** Directive **
Pull out every line from the listing that has the word "text".
*** Data to use
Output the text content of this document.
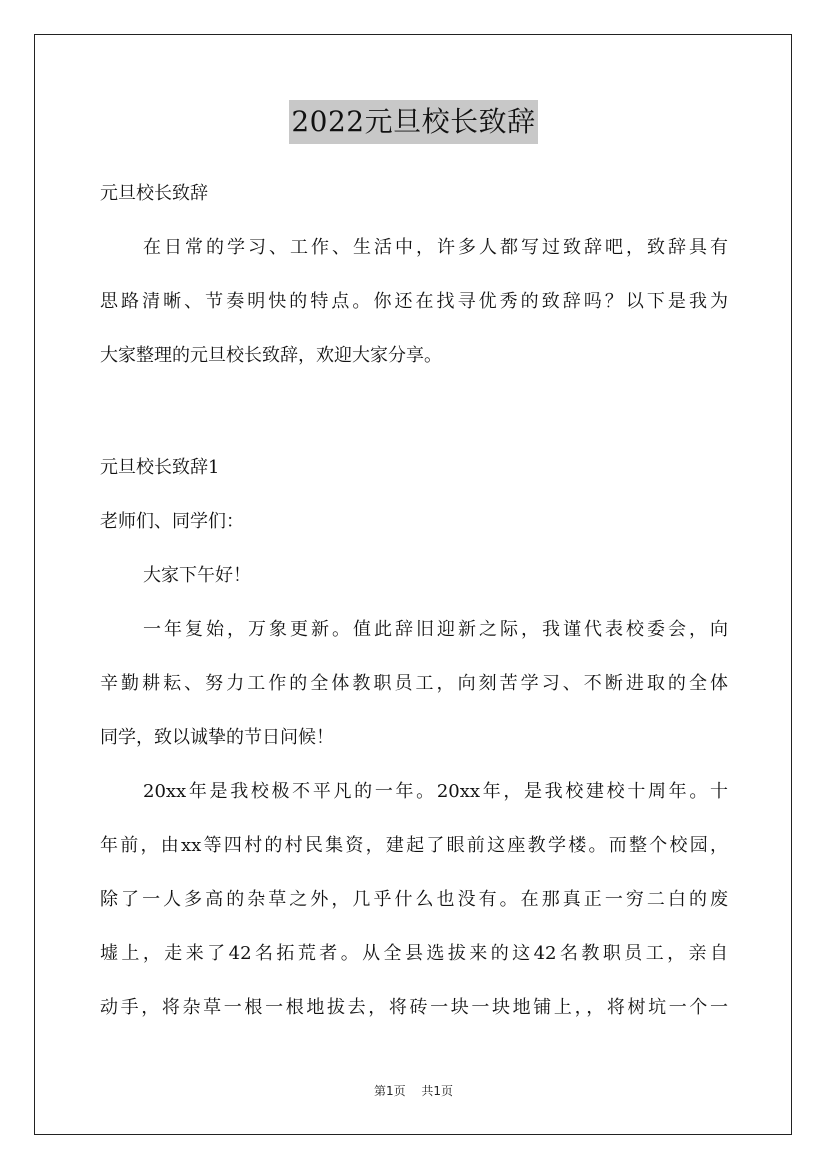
2022元旦校长致辞
元旦校长致辞
在日常的学习、工作、生活中，许多人都写过致辞吧，致辞具有
思路清晰、节奏明快的特点。你还在找寻优秀的致辞吗？以下是我为
大家整理的元旦校长致辞，欢迎大家分享。
元旦校长致辞1
老师们、同学们：
大家下午好！
一年复始，万象更新。值此辞旧迎新之际，我谨代表校委会，向
辛勤耕耘、努力工作的全体教职员工，向刻苦学习、不断进取的全体
同学，致以诚挚的节日问候！
20xx年是我校极不平凡的一年。20xx年，是我校建校十周年。十
年前，由xx等四村的村民集资，建起了眼前这座教学楼。而整个校园，
除了一人多高的杂草之外，几乎什么也没有。在那真正一穷二白的废
墟上，走来了42名拓荒者。从全县选拔来的这42名教职员工，亲自
动手，将杂草一根一根地拔去，将砖一块一块地铺上，，将树坑一个一
第1页 共1页
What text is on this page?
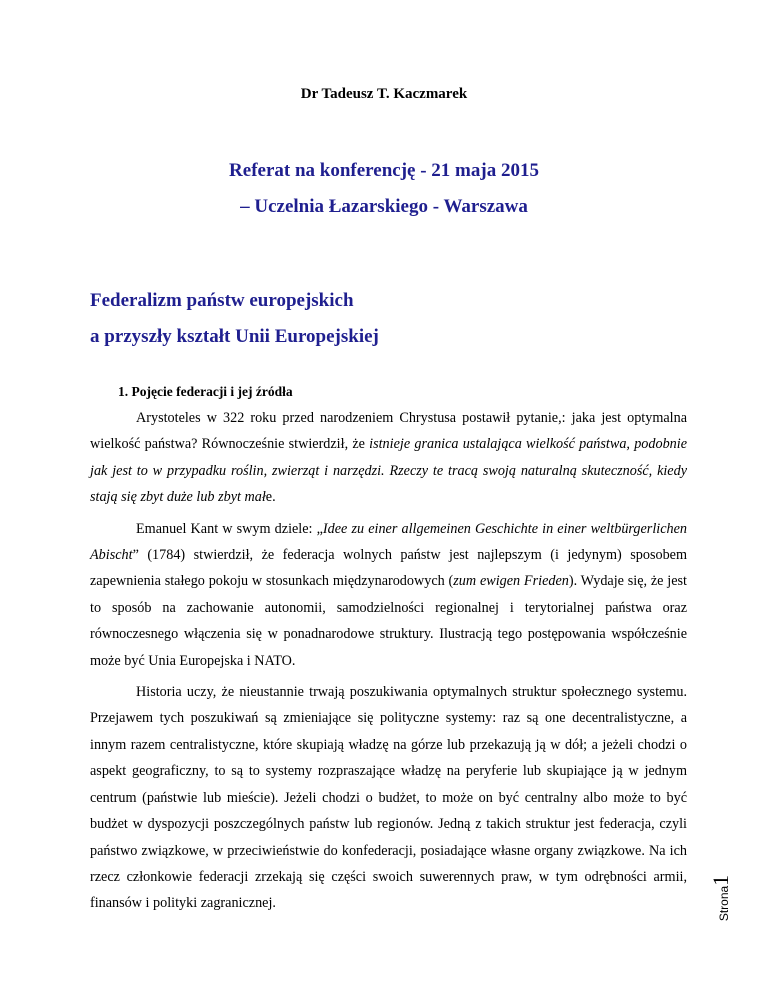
Dr Tadeusz T. Kaczmarek
Referat na konferencję - 21 maja 2015
– Uczelnia Łazarskiego - Warszawa
Federalizm państw europejskich
a przyszły kształt Unii Europejskiej
1. Pojęcie federacji i jej źródła

Arystoteles w 322 roku przed narodzeniem Chrystusa postawił pytanie,: jaka jest optymalna wielkość państwa? Równocześnie stwierdził, że istnieje granica ustalająca wielkość państwa, podobnie jak jest to w przypadku roślin, zwierząt i narzędzi. Rzeczy te tracą swoją naturalną skuteczność, kiedy stają się zbyt duże lub zbyt małe.

Emanuel Kant w swym dziele: „Idee zu einer allgemeinen Geschichte in einer weltbürgerlichen Abischt” (1784) stwierdził, że federacja wolnych państw jest najlepszym (i jedynym) sposobem zapewnienia stałego pokoju w stosunkach międzynarodowych (zum ewigen Frieden). Wydaje się, że jest to sposób na zachowanie autonomii, samodzielności regionalnej i terytorialnej państwa oraz równoczesnego włączenia się w ponadnarodowe struktury. Ilustracją tego postępowania współcześnie może być Unia Europejska i NATO.

Historia uczy, że nieustannie trwają poszukiwania optymalnych struktur społecznego systemu. Przejawem tych poszukiwań są zmieniające się polityczne systemy: raz są one decentralistyczne, a innym razem centralistyczne, które skupiają władzę na górze lub przekazują ją w dół; a jeżeli chodzi o aspekt geograficzny, to są to systemy rozpraszające władzę na peryferie lub skupiające ją w jednym centrum (państwie lub mieście). Jeżeli chodzi o budżet, to może on być centralny albo może to być budżet w dyspozycji poszczególnych państw lub regionów. Jedną z takich struktur jest federacja, czyli państwo związkowe, w przeciwieństwie do konfederacji, posiadające własne organy związkowe. Na ich rzecz członkowie federacji zrzekają się części swoich suwerennych praw, w tym odrębności armii, finansów i polityki zagranicznej.	Strona1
******
** Problem solution **
Output the text content of this document.
What text is on this page?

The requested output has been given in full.